### Exercise task
Output every entry exactly, from the first line to the last.

### Information shown
• • • • •

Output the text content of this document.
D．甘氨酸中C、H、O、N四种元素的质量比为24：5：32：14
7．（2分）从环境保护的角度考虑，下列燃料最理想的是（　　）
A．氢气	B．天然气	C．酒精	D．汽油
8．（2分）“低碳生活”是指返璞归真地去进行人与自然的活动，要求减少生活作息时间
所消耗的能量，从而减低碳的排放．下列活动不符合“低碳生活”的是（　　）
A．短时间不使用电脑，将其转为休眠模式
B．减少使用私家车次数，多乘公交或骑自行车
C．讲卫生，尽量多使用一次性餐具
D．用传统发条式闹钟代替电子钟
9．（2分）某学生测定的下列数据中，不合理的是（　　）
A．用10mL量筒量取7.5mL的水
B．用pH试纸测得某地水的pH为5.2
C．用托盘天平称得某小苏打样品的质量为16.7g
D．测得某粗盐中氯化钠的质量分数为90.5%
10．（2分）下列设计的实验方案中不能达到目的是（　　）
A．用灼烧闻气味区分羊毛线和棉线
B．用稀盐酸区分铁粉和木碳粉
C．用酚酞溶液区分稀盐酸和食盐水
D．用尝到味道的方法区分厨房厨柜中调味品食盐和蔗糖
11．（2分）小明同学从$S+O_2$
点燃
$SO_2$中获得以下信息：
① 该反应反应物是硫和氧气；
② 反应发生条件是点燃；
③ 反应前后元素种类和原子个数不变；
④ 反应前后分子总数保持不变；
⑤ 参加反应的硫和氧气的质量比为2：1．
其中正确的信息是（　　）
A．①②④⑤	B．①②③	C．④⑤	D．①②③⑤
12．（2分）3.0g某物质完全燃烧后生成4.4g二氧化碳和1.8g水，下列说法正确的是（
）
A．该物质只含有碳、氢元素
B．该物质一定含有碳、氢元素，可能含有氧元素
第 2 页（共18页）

• • • • •

### Expected answer
Output the text content of this document.
D．甘氨酸中C、H、O、N四种元素的质量比为24：5：32：14
7．（2分）从环境保护的角度考虑，下列燃料最理想的是（　　）
A．氢气	B．天然气	C．酒精	D．汽油
8．（2分）“低碳生活”是指返璞归真地去进行人与自然的活动，要求减少生活作息时间
所消耗的能量，从而减低碳的排放．下列活动不符合“低碳生活”的是（　　）
A．短时间不使用电脑，将其转为休眠模式
B．减少使用私家车次数，多乘公交或骑自行车
C．讲卫生，尽量多使用一次性餐具
D．用传统发条式闹钟代替电子钟
9．（2分）某学生测定的下列数据中，不合理的是（　　）
A．用10mL量筒量取7.5mL的水
B．用pH试纸测得某地水的pH为5.2
C．用托盘天平称得某小苏打样品的质量为16.7g
D．测得某粗盐中氯化钠的质量分数为90.5%
10．（2分）下列设计的实验方案中不能达到目的是（　　）
A．用灼烧闻气味区分羊毛线和棉线
B．用稀盐酸区分铁粉和木碳粉
C．用酚酞溶液区分稀盐酸和食盐水
D．用尝到味道的方法区分厨房厨柜中调味品食盐和蔗糖
11．（2分）小明同学从$S+O_2$
点燃
$SO_2$中获得以下信息：
① 该反应反应物是硫和氧气；
② 反应发生条件是点燃；
③ 反应前后元素种类和原子个数不变；
④ 反应前后分子总数保持不变；
⑤ 参加反应的硫和氧气的质量比为2：1．
其中正确的信息是（　　）
A．①②④⑤	B．①②③	C．④⑤	D．①②③⑤
12．（2分）3.0g某物质完全燃烧后生成4.4g二氧化碳和1.8g水，下列说法正确的是（
）
A．该物质只含有碳、氢元素
B．该物质一定含有碳、氢元素，可能含有氧元素
第 2 页（共18页）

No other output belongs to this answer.